Work to do: Output every entry exactly as written.

+ + +

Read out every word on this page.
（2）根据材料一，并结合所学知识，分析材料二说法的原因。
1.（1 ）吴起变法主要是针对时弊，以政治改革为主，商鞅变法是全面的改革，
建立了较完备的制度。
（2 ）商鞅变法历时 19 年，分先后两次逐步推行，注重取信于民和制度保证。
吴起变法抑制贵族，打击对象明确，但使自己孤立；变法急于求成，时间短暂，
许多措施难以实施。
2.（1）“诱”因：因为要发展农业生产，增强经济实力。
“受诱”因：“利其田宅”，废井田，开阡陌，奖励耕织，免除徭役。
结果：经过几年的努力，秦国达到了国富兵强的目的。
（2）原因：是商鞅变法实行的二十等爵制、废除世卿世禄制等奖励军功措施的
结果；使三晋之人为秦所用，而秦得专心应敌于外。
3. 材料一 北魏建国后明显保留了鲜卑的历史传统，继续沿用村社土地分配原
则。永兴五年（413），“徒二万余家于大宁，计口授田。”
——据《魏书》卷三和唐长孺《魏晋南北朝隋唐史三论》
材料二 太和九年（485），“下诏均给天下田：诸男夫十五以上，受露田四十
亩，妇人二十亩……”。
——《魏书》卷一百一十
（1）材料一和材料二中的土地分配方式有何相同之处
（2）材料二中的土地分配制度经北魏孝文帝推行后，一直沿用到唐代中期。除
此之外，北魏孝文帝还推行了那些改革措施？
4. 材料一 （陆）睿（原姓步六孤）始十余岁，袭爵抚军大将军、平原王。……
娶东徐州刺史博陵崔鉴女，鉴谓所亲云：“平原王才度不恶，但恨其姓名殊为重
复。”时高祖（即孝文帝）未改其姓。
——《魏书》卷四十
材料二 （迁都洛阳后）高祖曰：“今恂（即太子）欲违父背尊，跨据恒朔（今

+ + +

Answer to the task:
Read out every word on this page.
（2）根据材料一，并结合所学知识，分析材料二说法的原因。
1.（1 ）吴起变法主要是针对时弊，以政治改革为主，商鞅变法是全面的改革，
建立了较完备的制度。
（2 ）商鞅变法历时 19 年，分先后两次逐步推行，注重取信于民和制度保证。
吴起变法抑制贵族，打击对象明确，但使自己孤立；变法急于求成，时间短暂，
许多措施难以实施。
2.（1）“诱”因：因为要发展农业生产，增强经济实力。
“受诱”因：“利其田宅”，废井田，开阡陌，奖励耕织，免除徭役。
结果：经过几年的努力，秦国达到了国富兵强的目的。
（2）原因：是商鞅变法实行的二十等爵制、废除世卿世禄制等奖励军功措施的
结果；使三晋之人为秦所用，而秦得专心应敌于外。
3. 材料一 北魏建国后明显保留了鲜卑的历史传统，继续沿用村社土地分配原
则。永兴五年（413），“徒二万余家于大宁，计口授田。”
——据《魏书》卷三和唐长孺《魏晋南北朝隋唐史三论》
材料二 太和九年（485），“下诏均给天下田：诸男夫十五以上，受露田四十
亩，妇人二十亩……”。
——《魏书》卷一百一十
（1）材料一和材料二中的土地分配方式有何相同之处
（2）材料二中的土地分配制度经北魏孝文帝推行后，一直沿用到唐代中期。除
此之外，北魏孝文帝还推行了那些改革措施？
4. 材料一 （陆）睿（原姓步六孤）始十余岁，袭爵抚军大将军、平原王。……
娶东徐州刺史博陵崔鉴女，鉴谓所亲云：“平原王才度不恶，但恨其姓名殊为重
复。”时高祖（即孝文帝）未改其姓。
——《魏书》卷四十
材料二 （迁都洛阳后）高祖曰：“今恂（即太子）欲违父背尊，跨据恒朔（今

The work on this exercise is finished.